----- DATA ROWS

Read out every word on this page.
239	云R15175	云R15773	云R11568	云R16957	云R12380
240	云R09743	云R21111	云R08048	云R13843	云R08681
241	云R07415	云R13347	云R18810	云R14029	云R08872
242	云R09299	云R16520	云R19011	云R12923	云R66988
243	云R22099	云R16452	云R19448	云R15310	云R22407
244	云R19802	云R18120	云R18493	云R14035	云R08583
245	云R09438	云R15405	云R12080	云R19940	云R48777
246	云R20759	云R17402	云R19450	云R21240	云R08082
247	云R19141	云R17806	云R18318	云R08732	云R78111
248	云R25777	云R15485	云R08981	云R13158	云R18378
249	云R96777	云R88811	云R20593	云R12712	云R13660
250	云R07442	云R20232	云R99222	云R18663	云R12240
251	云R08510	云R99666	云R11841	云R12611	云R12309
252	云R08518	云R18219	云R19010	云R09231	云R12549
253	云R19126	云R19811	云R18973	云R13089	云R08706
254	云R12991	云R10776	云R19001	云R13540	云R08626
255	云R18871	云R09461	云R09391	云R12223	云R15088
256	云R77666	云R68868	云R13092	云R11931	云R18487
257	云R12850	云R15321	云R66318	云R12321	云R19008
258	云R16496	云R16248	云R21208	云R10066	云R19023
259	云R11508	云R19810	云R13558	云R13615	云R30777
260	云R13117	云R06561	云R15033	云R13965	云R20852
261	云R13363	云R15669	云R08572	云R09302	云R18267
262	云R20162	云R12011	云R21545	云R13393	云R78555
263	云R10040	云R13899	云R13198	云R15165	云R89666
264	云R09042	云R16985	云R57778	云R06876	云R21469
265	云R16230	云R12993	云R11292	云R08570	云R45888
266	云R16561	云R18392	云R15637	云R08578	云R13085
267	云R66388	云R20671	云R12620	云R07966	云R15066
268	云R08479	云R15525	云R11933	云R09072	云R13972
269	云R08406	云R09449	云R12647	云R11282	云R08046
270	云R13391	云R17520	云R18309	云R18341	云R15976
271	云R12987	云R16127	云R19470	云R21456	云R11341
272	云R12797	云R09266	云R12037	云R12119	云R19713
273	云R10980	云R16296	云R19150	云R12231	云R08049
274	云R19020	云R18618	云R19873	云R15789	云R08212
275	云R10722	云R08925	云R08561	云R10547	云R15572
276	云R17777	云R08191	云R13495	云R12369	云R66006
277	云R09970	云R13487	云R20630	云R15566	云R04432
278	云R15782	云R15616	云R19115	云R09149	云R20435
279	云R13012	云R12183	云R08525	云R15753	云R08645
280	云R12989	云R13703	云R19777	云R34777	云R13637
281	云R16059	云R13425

----------

### AIM OF THE EXERCISE
Emit the full listing verbatim.

### EXERCISE RESULT
Read out every word on this page.
239	云R15175	云R15773	云R11568	云R16957	云R12380
240	云R09743	云R21111	云R08048	云R13843	云R08681
241	云R07415	云R13347	云R18810	云R14029	云R08872
242	云R09299	云R16520	云R19011	云R12923	云R66988
243	云R22099	云R16452	云R19448	云R15310	云R22407
244	云R19802	云R18120	云R18493	云R14035	云R08583
245	云R09438	云R15405	云R12080	云R19940	云R48777
246	云R20759	云R17402	云R19450	云R21240	云R08082
247	云R19141	云R17806	云R18318	云R08732	云R78111
248	云R25777	云R15485	云R08981	云R13158	云R18378
249	云R96777	云R88811	云R20593	云R12712	云R13660
250	云R07442	云R20232	云R99222	云R18663	云R12240
251	云R08510	云R99666	云R11841	云R12611	云R12309
252	云R08518	云R18219	云R19010	云R09231	云R12549
253	云R19126	云R19811	云R18973	云R13089	云R08706
254	云R12991	云R10776	云R19001	云R13540	云R08626
255	云R18871	云R09461	云R09391	云R12223	云R15088
256	云R77666	云R68868	云R13092	云R11931	云R18487
257	云R12850	云R15321	云R66318	云R12321	云R19008
258	云R16496	云R16248	云R21208	云R10066	云R19023
259	云R11508	云R19810	云R13558	云R13615	云R30777
260	云R13117	云R06561	云R15033	云R13965	云R20852
261	云R13363	云R15669	云R08572	云R09302	云R18267
262	云R20162	云R12011	云R21545	云R13393	云R78555
263	云R10040	云R13899	云R13198	云R15165	云R89666
264	云R09042	云R16985	云R57778	云R06876	云R21469
265	云R16230	云R12993	云R11292	云R08570	云R45888
266	云R16561	云R18392	云R15637	云R08578	云R13085
267	云R66388	云R20671	云R12620	云R07966	云R15066
268	云R08479	云R15525	云R11933	云R09072	云R13972
269	云R08406	云R09449	云R12647	云R11282	云R08046
270	云R13391	云R17520	云R18309	云R18341	云R15976
271	云R12987	云R16127	云R19470	云R21456	云R11341
272	云R12797	云R09266	云R12037	云R12119	云R19713
273	云R10980	云R16296	云R19150	云R12231	云R08049
274	云R19020	云R18618	云R19873	云R15789	云R08212
275	云R10722	云R08925	云R08561	云R10547	云R15572
276	云R17777	云R08191	云R13495	云R12369	云R66006
277	云R09970	云R13487	云R20630	云R15566	云R04432
278	云R15782	云R15616	云R19115	云R09149	云R20435
279	云R13012	云R12183	云R08525	云R15753	云R08645
280	云R12989	云R13703	云R19777	云R34777	云R13637
281	云R16059	云R13425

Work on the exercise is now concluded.